| Objective |
Write out all of the entries that follow, word for word, but skip the pictures.

[start]

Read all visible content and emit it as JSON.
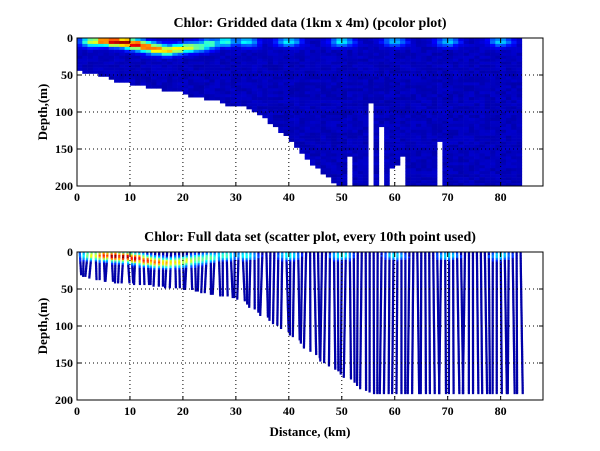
{
  "chart_data": [
    {
      "type": "heatmap",
      "title": "Chlor: Gridded data (1km x 4m) (pcolor plot)",
      "xlabel": "",
      "ylabel": "Depth,(m)",
      "xlim": [
        0,
        88
      ],
      "ylim": [
        200,
        0
      ],
      "y_inverted": true,
      "grid": true,
      "xticks": [
        "0",
        "10",
        "20",
        "30",
        "40",
        "50",
        "60",
        "70",
        "80"
      ],
      "yticks": [
        "0",
        "50",
        "100",
        "150",
        "200"
      ],
      "colormap": [
        "#00008f",
        "#0000ff",
        "#0080ff",
        "#00ffff",
        "#80ff80",
        "#ffff00",
        "#ff8000",
        "#ff0000",
        "#800000"
      ],
      "background_color": "#00008f",
      "bottom_profile": [
        [
          0,
          42
        ],
        [
          2,
          45
        ],
        [
          4,
          48
        ],
        [
          6,
          52
        ],
        [
          8,
          58
        ],
        [
          10,
          60
        ],
        [
          12,
          62
        ],
        [
          14,
          65
        ],
        [
          16,
          68
        ],
        [
          18,
          70
        ],
        [
          20,
          72
        ],
        [
          22,
          78
        ],
        [
          24,
          80
        ],
        [
          26,
          82
        ],
        [
          28,
          85
        ],
        [
          29,
          95
        ],
        [
          30,
          88
        ],
        [
          32,
          92
        ],
        [
          34,
          100
        ],
        [
          36,
          110
        ],
        [
          38,
          122
        ],
        [
          40,
          135
        ],
        [
          42,
          150
        ],
        [
          44,
          165
        ],
        [
          46,
          178
        ],
        [
          48,
          190
        ],
        [
          50,
          200
        ],
        [
          84,
          200
        ]
      ],
      "right_edge_km": 84,
      "data_gaps": [
        [
          51,
          52,
          160
        ],
        [
          55,
          56,
          85
        ],
        [
          57,
          58,
          120
        ],
        [
          59,
          60,
          175
        ],
        [
          60,
          61,
          170
        ],
        [
          61,
          62,
          160
        ],
        [
          68,
          69,
          140
        ]
      ],
      "high_concentration_band": [
        [
          3,
          5,
          0.6
        ],
        [
          5,
          4,
          0.85
        ],
        [
          7,
          5,
          1.0
        ],
        [
          9,
          6,
          1.0
        ],
        [
          11,
          9,
          0.95
        ],
        [
          13,
          12,
          0.85
        ],
        [
          15,
          15,
          0.8
        ],
        [
          17,
          17,
          0.7
        ],
        [
          19,
          15,
          0.65
        ],
        [
          21,
          13,
          0.6
        ],
        [
          23,
          12,
          0.5
        ],
        [
          25,
          8,
          0.45
        ],
        [
          28,
          5,
          0.4
        ],
        [
          32,
          5,
          0.35
        ],
        [
          40,
          5,
          0.35
        ],
        [
          50,
          5,
          0.35
        ],
        [
          60,
          5,
          0.3
        ],
        [
          70,
          5,
          0.3
        ],
        [
          80,
          5,
          0.3
        ]
      ]
    },
    {
      "type": "scatter",
      "title": "Chlor: Full data set (scatter plot, every 10th point used)",
      "xlabel": "Distance, (km)",
      "ylabel": "Depth,(m)",
      "xlim": [
        0,
        88
      ],
      "ylim": [
        200,
        0
      ],
      "y_inverted": true,
      "grid": true,
      "xticks": [
        "0",
        "10",
        "20",
        "30",
        "40",
        "50",
        "60",
        "70",
        "80"
      ],
      "yticks": [
        "0",
        "50",
        "100",
        "150",
        "200"
      ],
      "colormap": [
        "#00008f",
        "#0000ff",
        "#0080ff",
        "#00ffff",
        "#80ff80",
        "#ffff00",
        "#ff8000",
        "#ff0000",
        "#800000"
      ],
      "base_color": "#0000a8",
      "bottom_profile": [
        [
          0,
          30
        ],
        [
          2,
          33
        ],
        [
          4,
          38
        ],
        [
          6,
          40
        ],
        [
          8,
          42
        ],
        [
          10,
          42
        ],
        [
          12,
          44
        ],
        [
          14,
          45
        ],
        [
          16,
          47
        ],
        [
          18,
          48
        ],
        [
          20,
          50
        ],
        [
          22,
          52
        ],
        [
          24,
          55
        ],
        [
          26,
          58
        ],
        [
          28,
          60
        ],
        [
          30,
          62
        ],
        [
          32,
          70
        ],
        [
          34,
          80
        ],
        [
          36,
          90
        ],
        [
          38,
          100
        ],
        [
          40,
          110
        ],
        [
          42,
          120
        ],
        [
          44,
          135
        ],
        [
          46,
          145
        ],
        [
          48,
          155
        ],
        [
          50,
          165
        ],
        [
          52,
          175
        ],
        [
          54,
          185
        ],
        [
          56,
          192
        ],
        [
          84,
          192
        ]
      ],
      "cast_spacing_km": 1.5,
      "right_edge_km": 84,
      "high_concentration_band": [
        [
          3,
          5,
          0.6
        ],
        [
          5,
          5,
          0.85
        ],
        [
          7,
          6,
          1.0
        ],
        [
          9,
          7,
          1.0
        ],
        [
          11,
          9,
          0.95
        ],
        [
          13,
          12,
          0.85
        ],
        [
          15,
          14,
          0.8
        ],
        [
          17,
          15,
          0.7
        ],
        [
          19,
          14,
          0.65
        ],
        [
          21,
          12,
          0.6
        ],
        [
          23,
          10,
          0.5
        ],
        [
          25,
          8,
          0.45
        ],
        [
          28,
          5,
          0.4
        ],
        [
          32,
          5,
          0.35
        ],
        [
          40,
          5,
          0.35
        ],
        [
          50,
          5,
          0.35
        ],
        [
          60,
          5,
          0.3
        ],
        [
          70,
          5,
          0.3
        ],
        [
          80,
          5,
          0.3
        ]
      ]
    }
  ]
}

[end]

| The reply |
Read all visible content and emit it as JSON.
{
  "chart_data": [
    {
      "type": "heatmap",
      "title": "Chlor: Gridded data (1km x 4m) (pcolor plot)",
      "xlabel": "",
      "ylabel": "Depth,(m)",
      "xlim": [
        0,
        88
      ],
      "ylim": [
        200,
        0
      ],
      "y_inverted": true,
      "grid": true,
      "xticks": [
        "0",
        "10",
        "20",
        "30",
        "40",
        "50",
        "60",
        "70",
        "80"
      ],
      "yticks": [
        "0",
        "50",
        "100",
        "150",
        "200"
      ],
      "colormap": [
        "#00008f",
        "#0000ff",
        "#0080ff",
        "#00ffff",
        "#80ff80",
        "#ffff00",
        "#ff8000",
        "#ff0000",
        "#800000"
      ],
      "background_color": "#00008f",
      "bottom_profile": [
        [
          0,
          42
        ],
        [
          2,
          45
        ],
        [
          4,
          48
        ],
        [
          6,
          52
        ],
        [
          8,
          58
        ],
        [
          10,
          60
        ],
        [
          12,
          62
        ],
        [
          14,
          65
        ],
        [
          16,
          68
        ],
        [
          18,
          70
        ],
        [
          20,
          72
        ],
        [
          22,
          78
        ],
        [
          24,
          80
        ],
        [
          26,
          82
        ],
        [
          28,
          85
        ],
        [
          29,
          95
        ],
        [
          30,
          88
        ],
        [
          32,
          92
        ],
        [
          34,
          100
        ],
        [
          36,
          110
        ],
        [
          38,
          122
        ],
        [
          40,
          135
        ],
        [
          42,
          150
        ],
        [
          44,
          165
        ],
        [
          46,
          178
        ],
        [
          48,
          190
        ],
        [
          50,
          200
        ],
        [
          84,
          200
        ]
      ],
      "right_edge_km": 84,
      "data_gaps": [
        [
          51,
          52,
          160
        ],
        [
          55,
          56,
          85
        ],
        [
          57,
          58,
          120
        ],
        [
          59,
          60,
          175
        ],
        [
          60,
          61,
          170
        ],
        [
          61,
          62,
          160
        ],
        [
          68,
          69,
          140
        ]
      ],
      "high_concentration_band": [
        [
          3,
          5,
          0.6
        ],
        [
          5,
          4,
          0.85
        ],
        [
          7,
          5,
          1.0
        ],
        [
          9,
          6,
          1.0
        ],
        [
          11,
          9,
          0.95
        ],
        [
          13,
          12,
          0.85
        ],
        [
          15,
          15,
          0.8
        ],
        [
          17,
          17,
          0.7
        ],
        [
          19,
          15,
          0.65
        ],
        [
          21,
          13,
          0.6
        ],
        [
          23,
          12,
          0.5
        ],
        [
          25,
          8,
          0.45
        ],
        [
          28,
          5,
          0.4
        ],
        [
          32,
          5,
          0.35
        ],
        [
          40,
          5,
          0.35
        ],
        [
          50,
          5,
          0.35
        ],
        [
          60,
          5,
          0.3
        ],
        [
          70,
          5,
          0.3
        ],
        [
          80,
          5,
          0.3
        ]
      ]
    },
    {
      "type": "scatter",
      "title": "Chlor: Full data set (scatter plot, every 10th point used)",
      "xlabel": "Distance, (km)",
      "ylabel": "Depth,(m)",
      "xlim": [
        0,
        88
      ],
      "ylim": [
        200,
        0
      ],
      "y_inverted": true,
      "grid": true,
      "xticks": [
        "0",
        "10",
        "20",
        "30",
        "40",
        "50",
        "60",
        "70",
        "80"
      ],
      "yticks": [
        "0",
        "50",
        "100",
        "150",
        "200"
      ],
      "colormap": [
        "#00008f",
        "#0000ff",
        "#0080ff",
        "#00ffff",
        "#80ff80",
        "#ffff00",
        "#ff8000",
        "#ff0000",
        "#800000"
      ],
      "base_color": "#0000a8",
      "bottom_profile": [
        [
          0,
          30
        ],
        [
          2,
          33
        ],
        [
          4,
          38
        ],
        [
          6,
          40
        ],
        [
          8,
          42
        ],
        [
          10,
          42
        ],
        [
          12,
          44
        ],
        [
          14,
          45
        ],
        [
          16,
          47
        ],
        [
          18,
          48
        ],
        [
          20,
          50
        ],
        [
          22,
          52
        ],
        [
          24,
          55
        ],
        [
          26,
          58
        ],
        [
          28,
          60
        ],
        [
          30,
          62
        ],
        [
          32,
          70
        ],
        [
          34,
          80
        ],
        [
          36,
          90
        ],
        [
          38,
          100
        ],
        [
          40,
          110
        ],
        [
          42,
          120
        ],
        [
          44,
          135
        ],
        [
          46,
          145
        ],
        [
          48,
          155
        ],
        [
          50,
          165
        ],
        [
          52,
          175
        ],
        [
          54,
          185
        ],
        [
          56,
          192
        ],
        [
          84,
          192
        ]
      ],
      "cast_spacing_km": 1.5,
      "right_edge_km": 84,
      "high_concentration_band": [
        [
          3,
          5,
          0.6
        ],
        [
          5,
          5,
          0.85
        ],
        [
          7,
          6,
          1.0
        ],
        [
          9,
          7,
          1.0
        ],
        [
          11,
          9,
          0.95
        ],
        [
          13,
          12,
          0.85
        ],
        [
          15,
          14,
          0.8
        ],
        [
          17,
          15,
          0.7
        ],
        [
          19,
          14,
          0.65
        ],
        [
          21,
          12,
          0.6
        ],
        [
          23,
          10,
          0.5
        ],
        [
          25,
          8,
          0.45
        ],
        [
          28,
          5,
          0.4
        ],
        [
          32,
          5,
          0.35
        ],
        [
          40,
          5,
          0.35
        ],
        [
          50,
          5,
          0.35
        ],
        [
          60,
          5,
          0.3
        ],
        [
          70,
          5,
          0.3
        ],
        [
          80,
          5,
          0.3
        ]
      ]
    }
  ]
}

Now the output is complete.